GIVEN INFORMATION

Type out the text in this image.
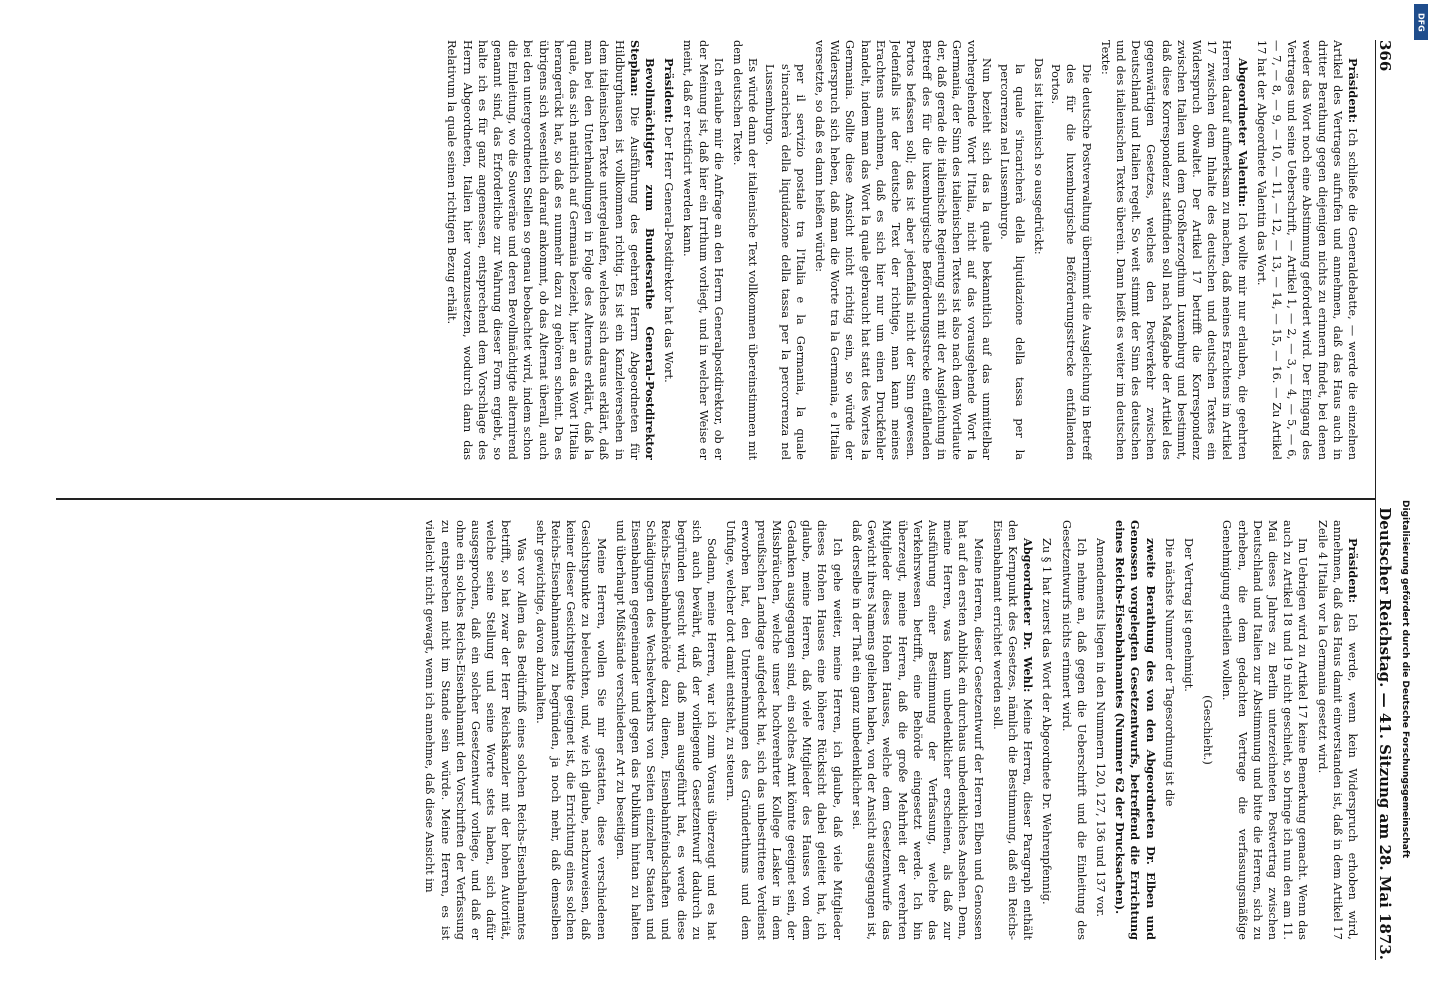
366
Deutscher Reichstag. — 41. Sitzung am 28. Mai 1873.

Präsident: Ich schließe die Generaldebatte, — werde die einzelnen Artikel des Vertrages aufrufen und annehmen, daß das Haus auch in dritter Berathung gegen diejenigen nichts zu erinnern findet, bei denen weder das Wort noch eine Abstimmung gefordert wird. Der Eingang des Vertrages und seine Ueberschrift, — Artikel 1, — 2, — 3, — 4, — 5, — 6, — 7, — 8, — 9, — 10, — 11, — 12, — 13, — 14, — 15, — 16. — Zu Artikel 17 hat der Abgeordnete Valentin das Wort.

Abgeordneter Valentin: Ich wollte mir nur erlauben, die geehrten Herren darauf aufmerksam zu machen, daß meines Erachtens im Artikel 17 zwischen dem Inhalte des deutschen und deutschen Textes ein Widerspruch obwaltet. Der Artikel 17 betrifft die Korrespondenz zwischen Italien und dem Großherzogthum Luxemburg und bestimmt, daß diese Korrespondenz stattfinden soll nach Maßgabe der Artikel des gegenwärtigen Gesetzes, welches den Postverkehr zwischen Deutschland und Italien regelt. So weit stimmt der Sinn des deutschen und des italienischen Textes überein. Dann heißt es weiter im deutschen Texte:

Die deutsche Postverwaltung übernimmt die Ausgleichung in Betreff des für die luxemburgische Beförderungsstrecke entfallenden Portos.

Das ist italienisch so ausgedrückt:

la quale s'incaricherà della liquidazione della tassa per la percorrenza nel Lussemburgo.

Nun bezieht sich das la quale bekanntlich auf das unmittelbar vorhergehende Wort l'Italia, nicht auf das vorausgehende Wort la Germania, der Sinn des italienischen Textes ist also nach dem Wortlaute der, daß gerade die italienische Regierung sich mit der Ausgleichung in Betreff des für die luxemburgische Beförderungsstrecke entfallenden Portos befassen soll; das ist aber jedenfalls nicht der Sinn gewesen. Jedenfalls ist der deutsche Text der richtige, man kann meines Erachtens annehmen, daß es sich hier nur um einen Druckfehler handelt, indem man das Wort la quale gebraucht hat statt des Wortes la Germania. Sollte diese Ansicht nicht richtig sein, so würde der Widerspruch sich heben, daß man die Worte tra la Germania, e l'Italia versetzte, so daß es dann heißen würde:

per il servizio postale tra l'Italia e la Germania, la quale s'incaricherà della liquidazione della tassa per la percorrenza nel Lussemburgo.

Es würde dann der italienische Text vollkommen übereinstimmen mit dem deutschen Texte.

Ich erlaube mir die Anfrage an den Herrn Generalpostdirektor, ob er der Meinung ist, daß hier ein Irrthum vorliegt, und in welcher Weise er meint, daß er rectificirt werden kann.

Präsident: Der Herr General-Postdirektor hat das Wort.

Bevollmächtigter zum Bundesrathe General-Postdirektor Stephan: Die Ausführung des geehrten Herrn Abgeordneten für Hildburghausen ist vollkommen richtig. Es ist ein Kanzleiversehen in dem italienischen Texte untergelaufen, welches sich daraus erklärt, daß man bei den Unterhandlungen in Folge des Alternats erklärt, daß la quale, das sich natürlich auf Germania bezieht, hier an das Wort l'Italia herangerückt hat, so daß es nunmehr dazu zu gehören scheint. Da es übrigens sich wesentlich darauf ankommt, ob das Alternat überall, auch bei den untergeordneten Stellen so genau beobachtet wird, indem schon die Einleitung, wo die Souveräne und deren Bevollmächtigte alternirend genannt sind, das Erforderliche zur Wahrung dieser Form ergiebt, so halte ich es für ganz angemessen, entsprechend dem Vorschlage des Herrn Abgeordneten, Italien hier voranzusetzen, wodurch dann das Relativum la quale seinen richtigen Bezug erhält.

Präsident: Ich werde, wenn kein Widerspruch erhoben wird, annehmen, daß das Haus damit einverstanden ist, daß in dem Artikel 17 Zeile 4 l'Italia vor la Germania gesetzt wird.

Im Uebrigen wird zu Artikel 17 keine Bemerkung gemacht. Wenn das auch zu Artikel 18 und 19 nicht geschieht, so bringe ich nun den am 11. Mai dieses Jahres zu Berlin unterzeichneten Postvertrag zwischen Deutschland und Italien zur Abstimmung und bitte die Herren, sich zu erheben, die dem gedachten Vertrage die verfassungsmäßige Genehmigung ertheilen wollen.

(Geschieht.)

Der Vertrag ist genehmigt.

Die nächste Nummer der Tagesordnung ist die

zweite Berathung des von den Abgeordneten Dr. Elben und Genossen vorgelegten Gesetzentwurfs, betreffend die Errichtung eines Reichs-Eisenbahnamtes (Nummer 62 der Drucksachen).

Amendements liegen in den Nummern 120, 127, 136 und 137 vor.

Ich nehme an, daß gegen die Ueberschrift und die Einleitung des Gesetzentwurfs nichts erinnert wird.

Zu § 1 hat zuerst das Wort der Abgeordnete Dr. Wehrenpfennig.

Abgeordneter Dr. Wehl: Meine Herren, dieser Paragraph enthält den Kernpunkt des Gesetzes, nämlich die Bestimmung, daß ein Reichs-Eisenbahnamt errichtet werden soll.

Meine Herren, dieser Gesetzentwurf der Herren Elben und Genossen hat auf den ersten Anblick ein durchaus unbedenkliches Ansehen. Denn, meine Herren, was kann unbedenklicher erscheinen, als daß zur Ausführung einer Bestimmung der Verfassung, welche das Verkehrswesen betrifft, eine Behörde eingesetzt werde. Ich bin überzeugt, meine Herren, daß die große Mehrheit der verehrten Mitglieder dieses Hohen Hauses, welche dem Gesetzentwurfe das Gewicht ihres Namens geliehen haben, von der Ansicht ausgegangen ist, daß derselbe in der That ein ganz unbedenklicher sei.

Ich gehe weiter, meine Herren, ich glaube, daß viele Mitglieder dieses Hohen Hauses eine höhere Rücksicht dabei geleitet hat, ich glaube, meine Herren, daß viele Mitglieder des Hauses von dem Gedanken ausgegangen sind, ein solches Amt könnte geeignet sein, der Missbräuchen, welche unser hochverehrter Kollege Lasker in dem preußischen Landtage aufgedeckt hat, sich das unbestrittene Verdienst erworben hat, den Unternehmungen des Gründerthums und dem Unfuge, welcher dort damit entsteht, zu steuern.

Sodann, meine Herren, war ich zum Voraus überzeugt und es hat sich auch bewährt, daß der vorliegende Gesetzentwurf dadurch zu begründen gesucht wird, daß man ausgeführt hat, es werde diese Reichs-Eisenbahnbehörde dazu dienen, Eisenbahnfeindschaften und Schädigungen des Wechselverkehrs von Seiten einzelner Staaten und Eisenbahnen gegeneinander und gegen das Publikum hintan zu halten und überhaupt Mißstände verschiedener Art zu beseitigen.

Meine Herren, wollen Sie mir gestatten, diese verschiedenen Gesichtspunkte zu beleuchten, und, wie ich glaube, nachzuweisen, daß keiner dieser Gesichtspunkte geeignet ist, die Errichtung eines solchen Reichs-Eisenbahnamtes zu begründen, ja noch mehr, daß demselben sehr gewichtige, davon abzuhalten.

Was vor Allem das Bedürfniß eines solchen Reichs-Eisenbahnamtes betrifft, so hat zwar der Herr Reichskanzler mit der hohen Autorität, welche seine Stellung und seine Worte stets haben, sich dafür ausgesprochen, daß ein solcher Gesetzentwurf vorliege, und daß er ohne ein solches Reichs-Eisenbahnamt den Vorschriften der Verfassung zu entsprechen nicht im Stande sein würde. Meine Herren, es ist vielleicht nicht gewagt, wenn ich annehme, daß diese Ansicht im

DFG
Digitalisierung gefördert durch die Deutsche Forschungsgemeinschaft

* * *

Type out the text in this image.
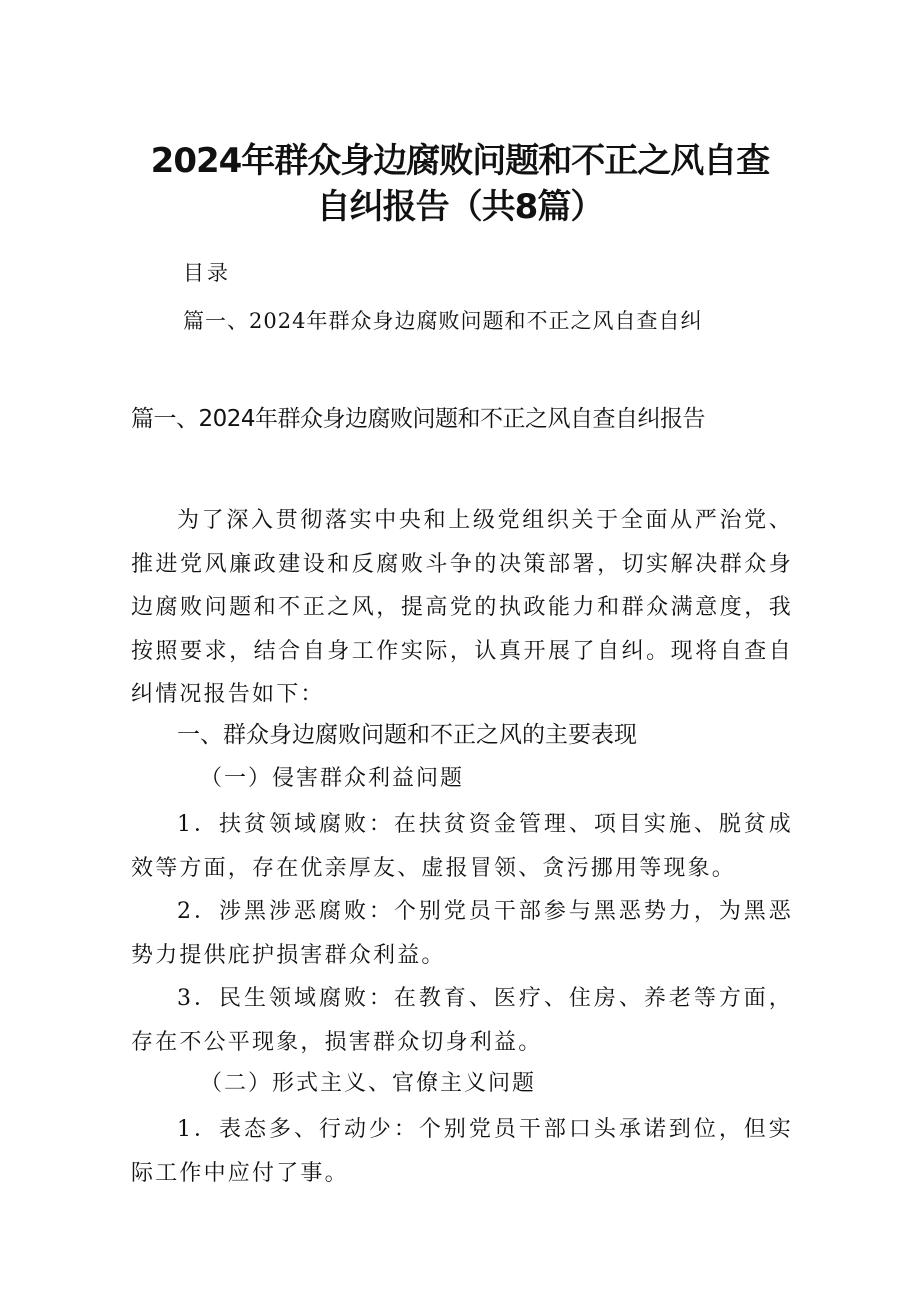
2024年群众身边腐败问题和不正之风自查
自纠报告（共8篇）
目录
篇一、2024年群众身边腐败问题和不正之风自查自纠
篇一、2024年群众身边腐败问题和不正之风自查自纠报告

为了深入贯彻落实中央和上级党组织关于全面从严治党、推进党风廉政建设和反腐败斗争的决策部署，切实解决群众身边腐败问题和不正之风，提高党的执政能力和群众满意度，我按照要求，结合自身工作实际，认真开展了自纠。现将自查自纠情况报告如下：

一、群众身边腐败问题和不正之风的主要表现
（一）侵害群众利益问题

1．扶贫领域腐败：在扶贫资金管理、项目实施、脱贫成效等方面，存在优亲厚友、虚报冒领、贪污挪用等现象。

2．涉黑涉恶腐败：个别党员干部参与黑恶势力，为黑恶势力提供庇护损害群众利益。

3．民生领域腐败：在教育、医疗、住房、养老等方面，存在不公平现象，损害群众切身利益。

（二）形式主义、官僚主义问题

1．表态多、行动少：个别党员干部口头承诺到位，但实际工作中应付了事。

AIM
Copy every line of the listing that contains the word "indem".

REPLY
Nun bezieht sich das la quale bekanntlich auf das unmittelbar vorhergehende Wort l'Italia, nicht auf das vorausgehende Wort la Germania, der Sinn des italienischen Textes ist also nach dem Wortlaute der, daß gerade die italienische Regierung sich mit der Ausgleichung in Betreff des für die luxemburgische Beförderungsstrecke entfallenden Portos befassen soll; das ist aber jedenfalls nicht der Sinn gewesen. Jedenfalls ist der deutsche Text der richtige, man kann meines Erachtens annehmen, daß es sich hier nur um einen Druckfehler handelt, indem man das Wort la quale gebraucht hat statt des Wortes la Germania. Sollte diese Ansicht nicht richtig sein, so würde der Widerspruch sich heben, daß man die Worte tra la Germania, e l'Italia versetzte, so daß es dann heißen würde:
Bevollmächtigter zum Bundesrathe General-Postdirektor Stephan: Die Ausführung des geehrten Herrn Abgeordneten für Hildburghausen ist vollkommen richtig. Es ist ein Kanzleiversehen in dem italienischen Texte untergelaufen, welches sich daraus erklärt, daß man bei den Unterhandlungen in Folge des Alternats erklärt, daß la quale, das sich natürlich auf Germania bezieht, hier an das Wort l'Italia herangerückt hat, so daß es nunmehr dazu zu gehören scheint. Da es übrigens sich wesentlich darauf ankommt, ob das Alternat überall, auch bei den untergeordneten Stellen so genau beobachtet wird, indem schon die Einleitung, wo die Souveräne und deren Bevollmächtigte alternirend genannt sind, das Erforderliche zur Wahrung dieser Form ergiebt, so halte ich es für ganz angemessen, entsprechend dem Vorschlage des Herrn Abgeordneten, Italien hier voranzusetzen, wodurch dann das Relativum la quale seinen richtigen Bezug erhält.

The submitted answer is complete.